DATA IN THIS EXERCISE.
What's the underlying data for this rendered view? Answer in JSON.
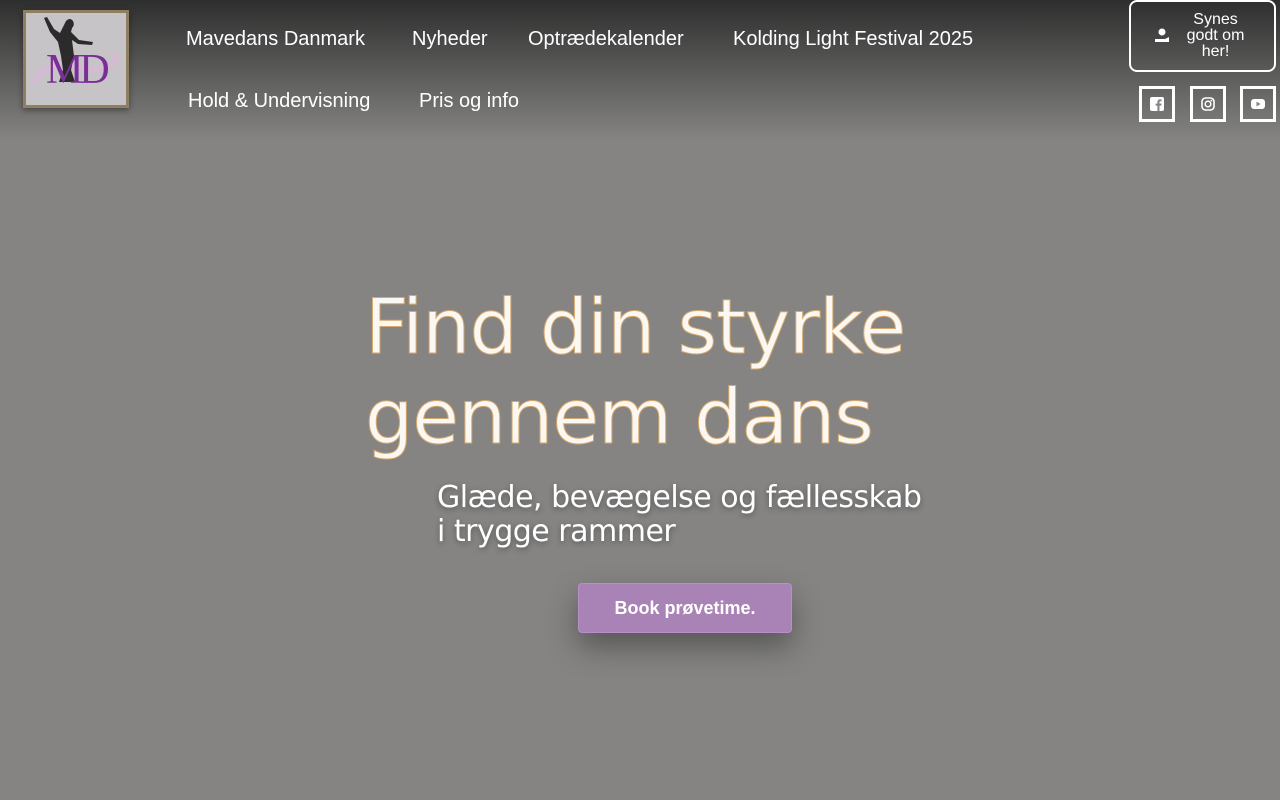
{
  "logo": {
    "text": "MD"
  },
  "nav": {
    "items": [
      {
        "label": "Mavedans Danmark"
      },
      {
        "label": "Nyheder"
      },
      {
        "label": "Optrædekalender"
      },
      {
        "label": "Kolding Light Festival 2025"
      },
      {
        "label": "Hold & Undervisning"
      },
      {
        "label": "Pris og info"
      }
    ]
  },
  "header_cta": {
    "label": "Synes godt om her!",
    "icon": "hand-heart-icon"
  },
  "social": [
    {
      "icon": "facebook-icon"
    },
    {
      "icon": "instagram-icon"
    },
    {
      "icon": "youtube-icon"
    }
  ],
  "hero": {
    "title_line1": "Find din styrke",
    "title_line2": "gennem dans",
    "subtitle_line1": "Glæde, bevægelse og fællesskab",
    "subtitle_line2": "i trygge rammer",
    "button_label": "Book prøvetime."
  },
  "colors": {
    "background": "#858483",
    "accent_button": "#a983b5",
    "title_stroke": "#d6a86a",
    "logo_purple": "#7a2f97"
  }
}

GIVEN REQUEST.
From the entries above, copy each line holding "icon".

FINISHED ANSWER.
    "icon": "hand-heart-icon"
      "icon": "facebook-icon"
      "icon": "instagram-icon"
      "icon": "youtube-icon"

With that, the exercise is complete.